→ Aim
Copy out every line of the material below without changing anything.

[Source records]
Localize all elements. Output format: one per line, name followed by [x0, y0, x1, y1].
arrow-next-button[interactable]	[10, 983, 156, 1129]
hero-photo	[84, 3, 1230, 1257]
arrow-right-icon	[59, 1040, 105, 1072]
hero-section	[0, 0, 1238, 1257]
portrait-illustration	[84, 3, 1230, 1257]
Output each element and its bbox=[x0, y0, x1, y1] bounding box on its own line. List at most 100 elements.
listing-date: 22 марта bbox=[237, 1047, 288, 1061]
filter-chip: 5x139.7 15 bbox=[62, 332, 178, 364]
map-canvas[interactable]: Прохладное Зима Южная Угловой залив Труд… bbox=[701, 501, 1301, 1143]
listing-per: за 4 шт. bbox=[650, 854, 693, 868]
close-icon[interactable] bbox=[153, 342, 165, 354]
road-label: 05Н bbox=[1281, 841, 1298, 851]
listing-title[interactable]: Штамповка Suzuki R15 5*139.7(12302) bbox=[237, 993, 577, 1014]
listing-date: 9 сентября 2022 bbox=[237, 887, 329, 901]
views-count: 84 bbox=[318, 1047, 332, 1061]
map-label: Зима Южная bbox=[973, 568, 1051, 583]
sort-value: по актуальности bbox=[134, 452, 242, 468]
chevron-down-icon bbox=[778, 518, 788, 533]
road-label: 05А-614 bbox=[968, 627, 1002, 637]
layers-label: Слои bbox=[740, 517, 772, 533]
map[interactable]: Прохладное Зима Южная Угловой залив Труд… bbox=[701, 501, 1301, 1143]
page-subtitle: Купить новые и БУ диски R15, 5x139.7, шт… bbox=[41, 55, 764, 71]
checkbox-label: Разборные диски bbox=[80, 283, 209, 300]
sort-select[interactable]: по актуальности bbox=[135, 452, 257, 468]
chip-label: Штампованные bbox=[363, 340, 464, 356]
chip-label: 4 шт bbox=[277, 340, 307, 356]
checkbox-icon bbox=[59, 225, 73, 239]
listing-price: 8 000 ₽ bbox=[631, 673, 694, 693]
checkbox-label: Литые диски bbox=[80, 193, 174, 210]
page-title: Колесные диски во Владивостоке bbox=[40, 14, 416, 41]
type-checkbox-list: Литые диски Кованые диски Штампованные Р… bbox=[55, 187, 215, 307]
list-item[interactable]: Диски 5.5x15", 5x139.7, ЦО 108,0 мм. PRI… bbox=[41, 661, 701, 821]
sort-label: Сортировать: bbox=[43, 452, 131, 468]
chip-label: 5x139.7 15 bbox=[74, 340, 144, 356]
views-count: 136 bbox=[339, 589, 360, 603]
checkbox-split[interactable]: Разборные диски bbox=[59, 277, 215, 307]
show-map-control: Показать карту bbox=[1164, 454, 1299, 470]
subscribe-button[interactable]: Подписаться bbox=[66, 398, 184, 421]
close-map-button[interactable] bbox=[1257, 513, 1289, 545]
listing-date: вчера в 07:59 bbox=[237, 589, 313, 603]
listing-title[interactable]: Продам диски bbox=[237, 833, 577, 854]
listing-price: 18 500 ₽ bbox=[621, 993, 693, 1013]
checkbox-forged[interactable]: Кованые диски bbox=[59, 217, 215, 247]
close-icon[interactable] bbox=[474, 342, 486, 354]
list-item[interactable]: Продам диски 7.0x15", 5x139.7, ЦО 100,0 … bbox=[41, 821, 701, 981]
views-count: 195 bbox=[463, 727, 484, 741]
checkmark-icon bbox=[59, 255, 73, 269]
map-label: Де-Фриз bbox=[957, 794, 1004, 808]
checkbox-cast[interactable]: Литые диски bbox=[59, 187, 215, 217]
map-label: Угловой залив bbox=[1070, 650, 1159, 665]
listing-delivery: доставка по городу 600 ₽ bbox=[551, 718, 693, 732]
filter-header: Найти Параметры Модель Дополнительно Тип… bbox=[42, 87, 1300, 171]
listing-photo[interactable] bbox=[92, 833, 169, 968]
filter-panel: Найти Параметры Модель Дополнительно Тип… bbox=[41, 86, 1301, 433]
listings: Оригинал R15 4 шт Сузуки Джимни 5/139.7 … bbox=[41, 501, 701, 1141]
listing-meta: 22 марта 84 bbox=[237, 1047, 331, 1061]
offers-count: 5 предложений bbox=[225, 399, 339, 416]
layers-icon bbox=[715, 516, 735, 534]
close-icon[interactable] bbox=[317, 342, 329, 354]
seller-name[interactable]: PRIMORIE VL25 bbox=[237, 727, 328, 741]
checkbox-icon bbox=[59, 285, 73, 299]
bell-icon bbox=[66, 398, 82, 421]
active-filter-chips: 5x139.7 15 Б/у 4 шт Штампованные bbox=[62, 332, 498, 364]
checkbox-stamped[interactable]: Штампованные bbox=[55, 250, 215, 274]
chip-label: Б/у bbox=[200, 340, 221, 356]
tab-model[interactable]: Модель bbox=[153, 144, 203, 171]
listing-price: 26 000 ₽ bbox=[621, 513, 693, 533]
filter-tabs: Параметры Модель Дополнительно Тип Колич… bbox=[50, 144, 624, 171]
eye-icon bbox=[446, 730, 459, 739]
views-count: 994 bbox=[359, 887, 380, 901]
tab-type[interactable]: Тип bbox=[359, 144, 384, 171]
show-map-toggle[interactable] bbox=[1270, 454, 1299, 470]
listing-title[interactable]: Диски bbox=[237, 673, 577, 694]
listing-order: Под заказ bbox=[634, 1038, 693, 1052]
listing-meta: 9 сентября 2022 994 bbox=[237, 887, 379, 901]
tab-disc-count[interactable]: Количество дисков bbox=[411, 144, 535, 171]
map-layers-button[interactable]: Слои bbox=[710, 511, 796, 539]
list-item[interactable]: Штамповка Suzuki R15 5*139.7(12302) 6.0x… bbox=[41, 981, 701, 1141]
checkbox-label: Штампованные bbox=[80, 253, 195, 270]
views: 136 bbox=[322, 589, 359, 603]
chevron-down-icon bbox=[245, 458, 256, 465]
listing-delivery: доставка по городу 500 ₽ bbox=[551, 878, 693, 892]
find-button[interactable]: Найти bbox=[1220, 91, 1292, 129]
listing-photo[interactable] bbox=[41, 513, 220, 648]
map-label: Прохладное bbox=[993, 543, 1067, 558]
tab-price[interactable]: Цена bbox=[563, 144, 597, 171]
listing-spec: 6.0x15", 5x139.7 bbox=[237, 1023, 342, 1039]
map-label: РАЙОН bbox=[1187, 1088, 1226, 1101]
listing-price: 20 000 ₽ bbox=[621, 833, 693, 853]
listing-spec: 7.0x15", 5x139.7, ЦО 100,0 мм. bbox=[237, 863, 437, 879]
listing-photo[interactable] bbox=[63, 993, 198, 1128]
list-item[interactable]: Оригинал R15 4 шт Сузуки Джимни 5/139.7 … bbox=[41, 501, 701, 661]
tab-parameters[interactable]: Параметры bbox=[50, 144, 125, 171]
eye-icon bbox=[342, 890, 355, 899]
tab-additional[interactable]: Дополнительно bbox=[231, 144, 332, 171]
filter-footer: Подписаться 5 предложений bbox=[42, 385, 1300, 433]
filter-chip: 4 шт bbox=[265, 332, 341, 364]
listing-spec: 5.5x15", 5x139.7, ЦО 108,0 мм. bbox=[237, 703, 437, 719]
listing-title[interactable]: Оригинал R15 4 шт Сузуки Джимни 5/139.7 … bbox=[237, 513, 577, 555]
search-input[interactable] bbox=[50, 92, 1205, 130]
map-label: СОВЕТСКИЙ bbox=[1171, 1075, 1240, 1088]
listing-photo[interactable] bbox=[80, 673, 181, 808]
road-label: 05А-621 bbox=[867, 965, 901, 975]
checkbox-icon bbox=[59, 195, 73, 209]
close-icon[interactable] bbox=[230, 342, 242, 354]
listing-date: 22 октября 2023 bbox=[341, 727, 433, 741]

→ Final result
Localize all elements. Output format: one per line, name followed by [x0, y0, x1, y1].
arrow-next-button[interactable]	[10, 983, 156, 1129]
hero-photo	[84, 3, 1230, 1257]
arrow-right-icon	[59, 1040, 105, 1072]
hero-section	[0, 0, 1238, 1257]
portrait-illustration	[84, 3, 1230, 1257]
Output each element and its bbox=[x0, y0, x1, y1] bounding box on its own line. List at most 100 elements.
listing-date: 22 марта bbox=[237, 1047, 288, 1061]
filter-chip: 5x139.7 15 bbox=[62, 332, 178, 364]
map-canvas[interactable]: Прохладное Зима Южная Угловой залив Труд… bbox=[701, 501, 1301, 1143]
listing-per: за 4 шт. bbox=[650, 854, 693, 868]
close-icon[interactable] bbox=[153, 342, 165, 354]
road-label: 05Н bbox=[1281, 841, 1298, 851]
listing-title[interactable]: Штамповка Suzuki R15 5*139.7(12302) bbox=[237, 993, 577, 1014]
listing-date: 9 сентября 2022 bbox=[237, 887, 329, 901]
views-count: 84 bbox=[318, 1047, 332, 1061]
map-label: Зима Южная bbox=[973, 568, 1051, 583]
sort-value: по актуальности bbox=[134, 452, 242, 468]
chevron-down-icon bbox=[778, 518, 788, 533]
road-label: 05А-614 bbox=[968, 627, 1002, 637]
layers-label: Слои bbox=[740, 517, 772, 533]
map[interactable]: Прохладное Зима Южная Угловой залив Труд… bbox=[701, 501, 1301, 1143]
page-subtitle: Купить новые и БУ диски R15, 5x139.7, шт… bbox=[41, 55, 764, 71]
checkbox-label: Разборные диски bbox=[80, 283, 209, 300]
sort-select[interactable]: по актуальности bbox=[135, 452, 257, 468]
chip-label: Штампованные bbox=[363, 340, 464, 356]
chip-label: 4 шт bbox=[277, 340, 307, 356]
checkbox-icon bbox=[59, 225, 73, 239]
listing-price: 8 000 ₽ bbox=[631, 673, 694, 693]
checkbox-label: Литые диски bbox=[80, 193, 174, 210]
page-title: Колесные диски во Владивостоке bbox=[40, 14, 416, 41]
type-checkbox-list: Литые диски Кованые диски Штампованные Р… bbox=[55, 187, 215, 307]
list-item[interactable]: Диски 5.5x15", 5x139.7, ЦО 108,0 мм. PRI… bbox=[41, 661, 701, 821]
sort-label: Сортировать: bbox=[43, 452, 131, 468]
chip-label: 5x139.7 15 bbox=[74, 340, 144, 356]
views-count: 136 bbox=[339, 589, 360, 603]
checkbox-split[interactable]: Разборные диски bbox=[59, 277, 215, 307]
show-map-control: Показать карту bbox=[1164, 454, 1299, 470]
subscribe-button[interactable]: Подписаться bbox=[66, 398, 184, 421]
close-map-button[interactable] bbox=[1257, 513, 1289, 545]
listing-date: вчера в 07:59 bbox=[237, 589, 313, 603]
listing-title[interactable]: Продам диски bbox=[237, 833, 577, 854]
listing-price: 18 500 ₽ bbox=[621, 993, 693, 1013]
checkbox-forged[interactable]: Кованые диски bbox=[59, 217, 215, 247]
close-icon[interactable] bbox=[474, 342, 486, 354]
list-item[interactable]: Продам диски 7.0x15", 5x139.7, ЦО 100,0 … bbox=[41, 821, 701, 981]
views-count: 195 bbox=[463, 727, 484, 741]
checkmark-icon bbox=[59, 255, 73, 269]
map-label: Де-Фриз bbox=[957, 794, 1004, 808]
checkbox-cast[interactable]: Литые диски bbox=[59, 187, 215, 217]
map-label: Угловой залив bbox=[1070, 650, 1159, 665]
listing-delivery: доставка по городу 600 ₽ bbox=[551, 718, 693, 732]
filter-header: Найти Параметры Модель Дополнительно Тип… bbox=[42, 87, 1300, 171]
listing-photo[interactable] bbox=[92, 833, 169, 968]
filter-panel: Найти Параметры Модель Дополнительно Тип… bbox=[41, 86, 1301, 433]
listings: Оригинал R15 4 шт Сузуки Джимни 5/139.7 … bbox=[41, 501, 701, 1141]
listing-meta: 22 марта 84 bbox=[237, 1047, 331, 1061]
offers-count: 5 предложений bbox=[225, 399, 339, 416]
layers-icon bbox=[715, 516, 735, 534]
close-icon[interactable] bbox=[317, 342, 329, 354]
seller-name[interactable]: PRIMORIE VL25 bbox=[237, 727, 328, 741]
checkbox-icon bbox=[59, 285, 73, 299]
bell-icon bbox=[66, 398, 82, 421]
active-filter-chips: 5x139.7 15 Б/у 4 шт Штампованные bbox=[62, 332, 498, 364]
checkbox-stamped[interactable]: Штампованные bbox=[55, 250, 215, 274]
chip-label: Б/у bbox=[200, 340, 221, 356]
tab-model[interactable]: Модель bbox=[153, 144, 203, 171]
listing-price: 26 000 ₽ bbox=[621, 513, 693, 533]
filter-tabs: Параметры Модель Дополнительно Тип Колич… bbox=[50, 144, 624, 171]
eye-icon bbox=[446, 730, 459, 739]
views-count: 994 bbox=[359, 887, 380, 901]
tab-type[interactable]: Тип bbox=[359, 144, 384, 171]
show-map-toggle[interactable] bbox=[1270, 454, 1299, 470]
listing-title[interactable]: Диски bbox=[237, 673, 577, 694]
listing-order: Под заказ bbox=[634, 1038, 693, 1052]
listing-meta: 9 сентября 2022 994 bbox=[237, 887, 379, 901]
tab-disc-count[interactable]: Количество дисков bbox=[411, 144, 535, 171]
map-layers-button[interactable]: Слои bbox=[710, 511, 796, 539]
list-item[interactable]: Штамповка Suzuki R15 5*139.7(12302) 6.0x… bbox=[41, 981, 701, 1141]
checkbox-label: Штампованные bbox=[80, 253, 195, 270]
views: 136 bbox=[322, 589, 359, 603]
chevron-down-icon bbox=[245, 458, 256, 465]
listing-delivery: доставка по городу 500 ₽ bbox=[551, 878, 693, 892]
find-button[interactable]: Найти bbox=[1220, 91, 1292, 129]
listing-photo[interactable] bbox=[41, 513, 220, 648]
map-label: Прохладное bbox=[993, 543, 1067, 558]
tab-price[interactable]: Цена bbox=[563, 144, 597, 171]
listing-spec: 6.0x15", 5x139.7 bbox=[237, 1023, 342, 1039]
map-label: РАЙОН bbox=[1187, 1088, 1226, 1101]
listing-price: 20 000 ₽ bbox=[621, 833, 693, 853]
listing-spec: 7.0x15", 5x139.7, ЦО 100,0 мм. bbox=[237, 863, 437, 879]
listing-photo[interactable] bbox=[63, 993, 198, 1128]
list-item[interactable]: Оригинал R15 4 шт Сузуки Джимни 5/139.7 … bbox=[41, 501, 701, 661]
tab-parameters[interactable]: Параметры bbox=[50, 144, 125, 171]
eye-icon bbox=[342, 890, 355, 899]
tab-additional[interactable]: Дополнительно bbox=[231, 144, 332, 171]
filter-footer: Подписаться 5 предложений bbox=[42, 385, 1300, 433]
filter-chip: 4 шт bbox=[265, 332, 341, 364]
listing-spec: 5.5x15", 5x139.7, ЦО 108,0 мм. bbox=[237, 703, 437, 719]
listing-title[interactable]: Оригинал R15 4 шт Сузуки Джимни 5/139.7 … bbox=[237, 513, 577, 555]
search-input[interactable] bbox=[50, 92, 1205, 130]
map-label: СОВЕТСКИЙ bbox=[1171, 1075, 1240, 1088]
listing-photo[interactable] bbox=[80, 673, 181, 808]
road-label: 05А-621 bbox=[867, 965, 901, 975]
checkbox-icon bbox=[59, 195, 73, 209]
close-icon[interactable] bbox=[230, 342, 242, 354]
listing-date: 22 октября 2023 bbox=[341, 727, 433, 741]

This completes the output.